- [Your instructions]:
Pictures aside, write out every record exactly as it appears.
[BEGIN]
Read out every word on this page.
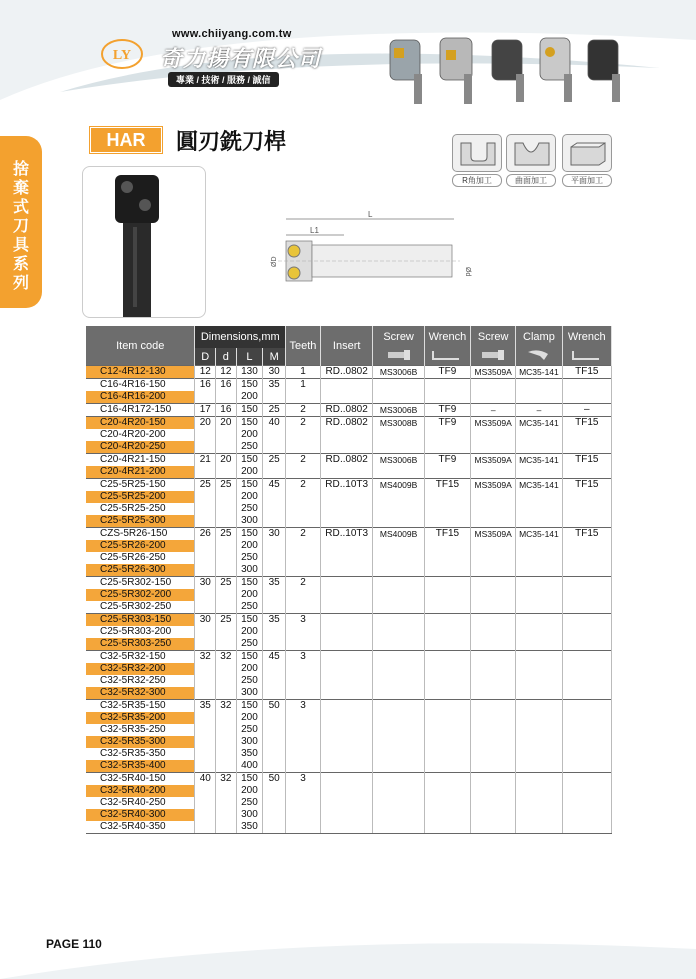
www.chiiyang.com.tw
LY 奇力揚有限公司
專業 / 技術 / 服務 / 誠信
捨棄式刀具系列
HAR	圓刃銑刀桿
R角加工	曲面加工	平面加工
L
L1
ØD
Ød
Item code	Dimensions,mm				Teeth	Insert	Screw	Wrench	Screw	Clamp	Wrench
	D	d	L	M					
C12-4R12-130	12	12	130	30	1	RD..0802	MS3006B	TF9	MS3509A	MC35-141	TF15
C16-4R16-150	16	16	150	35	1						
C16-4R16-200			200								
C16-4R172-150	17	16	150	25	2	RD..0802	MS3006B	TF9	–	–	–
C20-4R20-150	20	20	150	40	2	RD..0802	MS3008B	TF9	MS3509A	MC35-141	TF15
C20-4R20-200			200								
C20-4R20-250			250								
C20-4R21-150	21	20	150	25	2	RD..0802	MS3006B	TF9	MS3509A	MC35-141	TF15
C20-4R21-200			200								
C25-5R25-150	25	25	150	45	2	RD..10T3	MS4009B	TF15	MS3509A	MC35-141	TF15
C25-5R25-200			200								
C25-5R25-250			250								
C25-5R25-300			300								
CZS-5R26-150	26	25	150	30	2	RD..10T3	MS4009B	TF15	MS3509A	MC35-141	TF15
C25-5R26-200			200								
C25-5R26-250			250								
C25-5R26-300			300								
C25-5R302-150	30	25	150	35	2						
C25-5R302-200			200								
C25-5R302-250			250								
C25-5R303-150	30	25	150	35	3						
C25-5R303-200			200								
C25-5R303-250			250								
C32-5R32-150	32	32	150	45	3						
C32-5R32-200			200								
C32-5R32-250			250								
C32-5R32-300			300								
C32-5R35-150	35	32	150	50	3						
C32-5R35-200			200								
C32-5R35-250			250								
C32-5R35-300			300								
C32-5R35-350			350								
C32-5R35-400			400								
C32-5R40-150	40	32	150	50	3						
C32-5R40-200			200								
C32-5R40-250			250								
C32-5R40-300			300								
C32-5R40-350			350								
PAGE 110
[END]
- [Written solution]:
Read out every word on this page.
www.chiiyang.com.tw
LY 奇力揚有限公司
專業 / 技術 / 服務 / 誠信
捨棄式刀具系列
HAR	圓刃銑刀桿
R角加工	曲面加工	平面加工
L
L1
ØD
Ød
Item code	Dimensions,mm				Teeth	Insert	Screw	Wrench	Screw	Clamp	Wrench
	D	d	L	M					
C12-4R12-130	12	12	130	30	1	RD..0802	MS3006B	TF9	MS3509A	MC35-141	TF15
C16-4R16-150	16	16	150	35	1						
C16-4R16-200			200								
C16-4R172-150	17	16	150	25	2	RD..0802	MS3006B	TF9	–	–	–
C20-4R20-150	20	20	150	40	2	RD..0802	MS3008B	TF9	MS3509A	MC35-141	TF15
C20-4R20-200			200								
C20-4R20-250			250								
C20-4R21-150	21	20	150	25	2	RD..0802	MS3006B	TF9	MS3509A	MC35-141	TF15
C20-4R21-200			200								
C25-5R25-150	25	25	150	45	2	RD..10T3	MS4009B	TF15	MS3509A	MC35-141	TF15
C25-5R25-200			200								
C25-5R25-250			250								
C25-5R25-300			300								
CZS-5R26-150	26	25	150	30	2	RD..10T3	MS4009B	TF15	MS3509A	MC35-141	TF15
C25-5R26-200			200								
C25-5R26-250			250								
C25-5R26-300			300								
C25-5R302-150	30	25	150	35	2						
C25-5R302-200			200								
C25-5R302-250			250								
C25-5R303-150	30	25	150	35	3						
C25-5R303-200			200								
C25-5R303-250			250								
C32-5R32-150	32	32	150	45	3						
C32-5R32-200			200								
C32-5R32-250			250								
C32-5R32-300			300								
C32-5R35-150	35	32	150	50	3						
C32-5R35-200			200								
C32-5R35-250			250								
C32-5R35-300			300								
C32-5R35-350			350								
C32-5R35-400			400								
C32-5R40-150	40	32	150	50	3						
C32-5R40-200			200								
C32-5R40-250			250								
C32-5R40-300			300								
C32-5R40-350			350								
PAGE 110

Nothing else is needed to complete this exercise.